• **WHAT TO WORK ON**
Write out the listing exactly as it is given.
——
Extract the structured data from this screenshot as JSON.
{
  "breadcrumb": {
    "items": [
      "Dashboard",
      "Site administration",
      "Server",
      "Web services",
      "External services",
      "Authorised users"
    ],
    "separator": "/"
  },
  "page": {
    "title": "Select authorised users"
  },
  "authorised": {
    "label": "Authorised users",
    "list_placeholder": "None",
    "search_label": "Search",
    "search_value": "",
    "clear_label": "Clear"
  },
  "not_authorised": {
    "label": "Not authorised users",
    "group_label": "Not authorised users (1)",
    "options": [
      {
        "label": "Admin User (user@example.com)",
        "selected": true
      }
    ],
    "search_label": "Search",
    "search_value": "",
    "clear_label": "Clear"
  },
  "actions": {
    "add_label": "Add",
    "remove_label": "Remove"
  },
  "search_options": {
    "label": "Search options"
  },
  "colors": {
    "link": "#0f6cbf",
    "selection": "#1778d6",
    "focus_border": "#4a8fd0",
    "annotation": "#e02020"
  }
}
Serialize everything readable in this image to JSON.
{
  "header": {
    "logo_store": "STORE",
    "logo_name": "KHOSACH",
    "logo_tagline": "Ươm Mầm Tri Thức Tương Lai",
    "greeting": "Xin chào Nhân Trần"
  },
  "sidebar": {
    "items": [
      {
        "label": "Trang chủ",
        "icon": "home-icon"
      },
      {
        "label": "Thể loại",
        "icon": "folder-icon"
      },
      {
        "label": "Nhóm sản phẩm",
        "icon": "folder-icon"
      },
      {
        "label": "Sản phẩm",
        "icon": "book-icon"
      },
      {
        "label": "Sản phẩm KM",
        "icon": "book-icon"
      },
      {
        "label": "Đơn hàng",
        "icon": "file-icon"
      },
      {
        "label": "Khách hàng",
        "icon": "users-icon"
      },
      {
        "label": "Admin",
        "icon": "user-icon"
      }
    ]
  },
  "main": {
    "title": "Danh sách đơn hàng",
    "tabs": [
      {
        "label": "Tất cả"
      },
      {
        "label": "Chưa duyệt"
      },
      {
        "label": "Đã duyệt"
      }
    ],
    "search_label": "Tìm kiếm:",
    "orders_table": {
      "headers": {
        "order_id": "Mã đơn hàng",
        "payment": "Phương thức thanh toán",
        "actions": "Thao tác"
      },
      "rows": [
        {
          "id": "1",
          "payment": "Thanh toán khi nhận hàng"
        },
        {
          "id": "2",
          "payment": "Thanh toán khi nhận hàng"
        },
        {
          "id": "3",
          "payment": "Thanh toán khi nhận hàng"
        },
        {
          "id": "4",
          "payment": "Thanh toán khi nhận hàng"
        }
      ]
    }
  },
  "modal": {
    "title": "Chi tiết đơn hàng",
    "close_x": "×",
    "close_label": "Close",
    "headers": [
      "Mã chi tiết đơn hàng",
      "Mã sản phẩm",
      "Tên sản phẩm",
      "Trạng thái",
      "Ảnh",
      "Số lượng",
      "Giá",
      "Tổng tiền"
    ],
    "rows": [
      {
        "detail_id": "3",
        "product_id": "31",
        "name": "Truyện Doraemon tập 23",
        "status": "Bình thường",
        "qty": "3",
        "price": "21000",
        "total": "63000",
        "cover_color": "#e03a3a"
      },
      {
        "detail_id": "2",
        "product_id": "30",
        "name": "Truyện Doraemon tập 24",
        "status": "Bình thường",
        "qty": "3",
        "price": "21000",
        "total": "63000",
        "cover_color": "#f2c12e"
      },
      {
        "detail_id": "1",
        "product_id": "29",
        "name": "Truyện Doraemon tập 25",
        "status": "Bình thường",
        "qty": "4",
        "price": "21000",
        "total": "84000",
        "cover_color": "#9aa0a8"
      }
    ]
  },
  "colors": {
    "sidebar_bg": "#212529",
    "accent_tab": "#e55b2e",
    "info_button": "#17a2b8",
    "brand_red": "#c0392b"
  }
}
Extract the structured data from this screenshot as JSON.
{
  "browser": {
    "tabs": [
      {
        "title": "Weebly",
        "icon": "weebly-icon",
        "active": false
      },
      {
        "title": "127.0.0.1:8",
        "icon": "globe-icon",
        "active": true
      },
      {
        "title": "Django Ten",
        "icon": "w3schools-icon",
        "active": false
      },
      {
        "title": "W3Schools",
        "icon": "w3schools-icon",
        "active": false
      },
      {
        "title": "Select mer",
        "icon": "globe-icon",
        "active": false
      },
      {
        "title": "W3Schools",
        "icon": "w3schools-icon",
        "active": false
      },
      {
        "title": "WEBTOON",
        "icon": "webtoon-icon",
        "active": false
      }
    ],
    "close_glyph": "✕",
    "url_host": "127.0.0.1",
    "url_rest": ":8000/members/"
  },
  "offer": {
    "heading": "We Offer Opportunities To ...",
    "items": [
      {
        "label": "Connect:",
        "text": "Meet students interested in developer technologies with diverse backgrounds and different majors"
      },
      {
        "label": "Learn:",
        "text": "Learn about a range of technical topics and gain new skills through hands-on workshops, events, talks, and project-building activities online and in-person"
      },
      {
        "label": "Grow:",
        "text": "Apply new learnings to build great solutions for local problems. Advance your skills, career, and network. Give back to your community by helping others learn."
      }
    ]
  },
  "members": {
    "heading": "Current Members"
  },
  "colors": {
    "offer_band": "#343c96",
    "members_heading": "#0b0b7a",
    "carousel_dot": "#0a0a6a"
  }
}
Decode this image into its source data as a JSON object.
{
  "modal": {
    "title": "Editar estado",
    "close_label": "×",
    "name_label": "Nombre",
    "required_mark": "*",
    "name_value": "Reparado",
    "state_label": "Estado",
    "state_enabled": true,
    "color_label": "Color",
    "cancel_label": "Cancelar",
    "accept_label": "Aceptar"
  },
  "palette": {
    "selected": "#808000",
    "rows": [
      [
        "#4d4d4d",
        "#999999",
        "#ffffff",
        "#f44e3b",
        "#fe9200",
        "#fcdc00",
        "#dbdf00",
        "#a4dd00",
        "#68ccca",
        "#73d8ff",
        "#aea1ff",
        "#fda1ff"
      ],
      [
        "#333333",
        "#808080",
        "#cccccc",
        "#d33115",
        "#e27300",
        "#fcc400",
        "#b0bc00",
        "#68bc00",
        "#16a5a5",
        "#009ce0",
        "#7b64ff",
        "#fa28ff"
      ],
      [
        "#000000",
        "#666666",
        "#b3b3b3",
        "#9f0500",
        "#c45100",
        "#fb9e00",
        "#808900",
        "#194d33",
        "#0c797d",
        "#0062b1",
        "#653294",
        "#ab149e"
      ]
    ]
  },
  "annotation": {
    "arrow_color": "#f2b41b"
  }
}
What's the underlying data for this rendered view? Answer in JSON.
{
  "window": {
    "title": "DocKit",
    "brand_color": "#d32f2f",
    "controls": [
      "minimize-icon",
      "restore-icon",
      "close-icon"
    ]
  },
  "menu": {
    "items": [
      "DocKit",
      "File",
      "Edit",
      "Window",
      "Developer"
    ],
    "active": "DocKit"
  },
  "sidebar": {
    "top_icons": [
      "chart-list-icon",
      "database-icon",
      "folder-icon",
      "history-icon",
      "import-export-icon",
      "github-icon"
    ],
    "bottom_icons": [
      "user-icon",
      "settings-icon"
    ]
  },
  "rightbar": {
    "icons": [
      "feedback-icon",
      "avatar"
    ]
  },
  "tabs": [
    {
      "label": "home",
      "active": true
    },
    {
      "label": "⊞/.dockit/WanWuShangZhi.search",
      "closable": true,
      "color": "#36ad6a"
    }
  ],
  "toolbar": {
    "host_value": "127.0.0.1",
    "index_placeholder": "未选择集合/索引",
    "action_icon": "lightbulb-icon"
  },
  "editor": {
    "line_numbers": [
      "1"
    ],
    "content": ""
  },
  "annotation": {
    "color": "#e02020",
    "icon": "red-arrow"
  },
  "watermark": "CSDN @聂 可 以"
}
——
• **CORRECT RESULT**
Extract the structured data from this screenshot as JSON.
{
  "breadcrumb": {
    "items": [
      "Dashboard",
      "Site administration",
      "Server",
      "Web services",
      "External services",
      "Authorised users"
    ],
    "separator": "/"
  },
  "page": {
    "title": "Select authorised users"
  },
  "authorised": {
    "label": "Authorised users",
    "list_placeholder": "None",
    "search_label": "Search",
    "search_value": "",
    "clear_label": "Clear"
  },
  "not_authorised": {
    "label": "Not authorised users",
    "group_label": "Not authorised users (1)",
    "options": [
      {
        "label": "Admin User (user@example.com)",
        "selected": true
      }
    ],
    "search_label": "Search",
    "search_value": "",
    "clear_label": "Clear"
  },
  "actions": {
    "add_label": "Add",
    "remove_label": "Remove"
  },
  "search_options": {
    "label": "Search options"
  },
  "colors": {
    "link": "#0f6cbf",
    "selection": "#1778d6",
    "focus_border": "#4a8fd0",
    "annotation": "#e02020"
  }
}
Serialize everything readable in this image to JSON.
{
  "header": {
    "logo_store": "STORE",
    "logo_name": "KHOSACH",
    "logo_tagline": "Ươm Mầm Tri Thức Tương Lai",
    "greeting": "Xin chào Nhân Trần"
  },
  "sidebar": {
    "items": [
      {
        "label": "Trang chủ",
        "icon": "home-icon"
      },
      {
        "label": "Thể loại",
        "icon": "folder-icon"
      },
      {
        "label": "Nhóm sản phẩm",
        "icon": "folder-icon"
      },
      {
        "label": "Sản phẩm",
        "icon": "book-icon"
      },
      {
        "label": "Sản phẩm KM",
        "icon": "book-icon"
      },
      {
        "label": "Đơn hàng",
        "icon": "file-icon"
      },
      {
        "label": "Khách hàng",
        "icon": "users-icon"
      },
      {
        "label": "Admin",
        "icon": "user-icon"
      }
    ]
  },
  "main": {
    "title": "Danh sách đơn hàng",
    "tabs": [
      {
        "label": "Tất cả"
      },
      {
        "label": "Chưa duyệt"
      },
      {
        "label": "Đã duyệt"
      }
    ],
    "search_label": "Tìm kiếm:",
    "orders_table": {
      "headers": {
        "order_id": "Mã đơn hàng",
        "payment": "Phương thức thanh toán",
        "actions": "Thao tác"
      },
      "rows": [
        {
          "id": "1",
          "payment": "Thanh toán khi nhận hàng"
        },
        {
          "id": "2",
          "payment": "Thanh toán khi nhận hàng"
        },
        {
          "id": "3",
          "payment": "Thanh toán khi nhận hàng"
        },
        {
          "id": "4",
          "payment": "Thanh toán khi nhận hàng"
        }
      ]
    }
  },
  "modal": {
    "title": "Chi tiết đơn hàng",
    "close_x": "×",
    "close_label": "Close",
    "headers": [
      "Mã chi tiết đơn hàng",
      "Mã sản phẩm",
      "Tên sản phẩm",
      "Trạng thái",
      "Ảnh",
      "Số lượng",
      "Giá",
      "Tổng tiền"
    ],
    "rows": [
      {
        "detail_id": "3",
        "product_id": "31",
        "name": "Truyện Doraemon tập 23",
        "status": "Bình thường",
        "qty": "3",
        "price": "21000",
        "total": "63000",
        "cover_color": "#e03a3a"
      },
      {
        "detail_id": "2",
        "product_id": "30",
        "name": "Truyện Doraemon tập 24",
        "status": "Bình thường",
        "qty": "3",
        "price": "21000",
        "total": "63000",
        "cover_color": "#f2c12e"
      },
      {
        "detail_id": "1",
        "product_id": "29",
        "name": "Truyện Doraemon tập 25",
        "status": "Bình thường",
        "qty": "4",
        "price": "21000",
        "total": "84000",
        "cover_color": "#9aa0a8"
      }
    ]
  },
  "colors": {
    "sidebar_bg": "#212529",
    "accent_tab": "#e55b2e",
    "info_button": "#17a2b8",
    "brand_red": "#c0392b"
  }
}
Extract the structured data from this screenshot as JSON.
{
  "browser": {
    "tabs": [
      {
        "title": "Weebly",
        "icon": "weebly-icon",
        "active": false
      },
      {
        "title": "127.0.0.1:8",
        "icon": "globe-icon",
        "active": true
      },
      {
        "title": "Django Ten",
        "icon": "w3schools-icon",
        "active": false
      },
      {
        "title": "W3Schools",
        "icon": "w3schools-icon",
        "active": false
      },
      {
        "title": "Select mer",
        "icon": "globe-icon",
        "active": false
      },
      {
        "title": "W3Schools",
        "icon": "w3schools-icon",
        "active": false
      },
      {
        "title": "WEBTOON",
        "icon": "webtoon-icon",
        "active": false
      }
    ],
    "close_glyph": "✕",
    "url_host": "127.0.0.1",
    "url_rest": ":8000/members/"
  },
  "offer": {
    "heading": "We Offer Opportunities To ...",
    "items": [
      {
        "label": "Connect:",
        "text": "Meet students interested in developer technologies with diverse backgrounds and different majors"
      },
      {
        "label": "Learn:",
        "text": "Learn about a range of technical topics and gain new skills through hands-on workshops, events, talks, and project-building activities online and in-person"
      },
      {
        "label": "Grow:",
        "text": "Apply new learnings to build great solutions for local problems. Advance your skills, career, and network. Give back to your community by helping others learn."
      }
    ]
  },
  "members": {
    "heading": "Current Members"
  },
  "colors": {
    "offer_band": "#343c96",
    "members_heading": "#0b0b7a",
    "carousel_dot": "#0a0a6a"
  }
}
Decode this image into its source data as a JSON object.
{
  "modal": {
    "title": "Editar estado",
    "close_label": "×",
    "name_label": "Nombre",
    "required_mark": "*",
    "name_value": "Reparado",
    "state_label": "Estado",
    "state_enabled": true,
    "color_label": "Color",
    "cancel_label": "Cancelar",
    "accept_label": "Aceptar"
  },
  "palette": {
    "selected": "#808000",
    "rows": [
      [
        "#4d4d4d",
        "#999999",
        "#ffffff",
        "#f44e3b",
        "#fe9200",
        "#fcdc00",
        "#dbdf00",
        "#a4dd00",
        "#68ccca",
        "#73d8ff",
        "#aea1ff",
        "#fda1ff"
      ],
      [
        "#333333",
        "#808080",
        "#cccccc",
        "#d33115",
        "#e27300",
        "#fcc400",
        "#b0bc00",
        "#68bc00",
        "#16a5a5",
        "#009ce0",
        "#7b64ff",
        "#fa28ff"
      ],
      [
        "#000000",
        "#666666",
        "#b3b3b3",
        "#9f0500",
        "#c45100",
        "#fb9e00",
        "#808900",
        "#194d33",
        "#0c797d",
        "#0062b1",
        "#653294",
        "#ab149e"
      ]
    ]
  },
  "annotation": {
    "arrow_color": "#f2b41b"
  }
}
What's the underlying data for this rendered view? Answer in JSON.
{
  "window": {
    "title": "DocKit",
    "brand_color": "#d32f2f",
    "controls": [
      "minimize-icon",
      "restore-icon",
      "close-icon"
    ]
  },
  "menu": {
    "items": [
      "DocKit",
      "File",
      "Edit",
      "Window",
      "Developer"
    ],
    "active": "DocKit"
  },
  "sidebar": {
    "top_icons": [
      "chart-list-icon",
      "database-icon",
      "folder-icon",
      "history-icon",
      "import-export-icon",
      "github-icon"
    ],
    "bottom_icons": [
      "user-icon",
      "settings-icon"
    ]
  },
  "rightbar": {
    "icons": [
      "feedback-icon",
      "avatar"
    ]
  },
  "tabs": [
    {
      "label": "home",
      "active": true
    },
    {
      "label": "⊞/.dockit/WanWuShangZhi.search",
      "closable": true,
      "color": "#36ad6a"
    }
  ],
  "toolbar": {
    "host_value": "127.0.0.1",
    "index_placeholder": "未选择集合/索引",
    "action_icon": "lightbulb-icon"
  },
  "editor": {
    "line_numbers": [
      "1"
    ],
    "content": ""
  },
  "annotation": {
    "color": "#e02020",
    "icon": "red-arrow"
  },
  "watermark": "CSDN @聂 可 以"
}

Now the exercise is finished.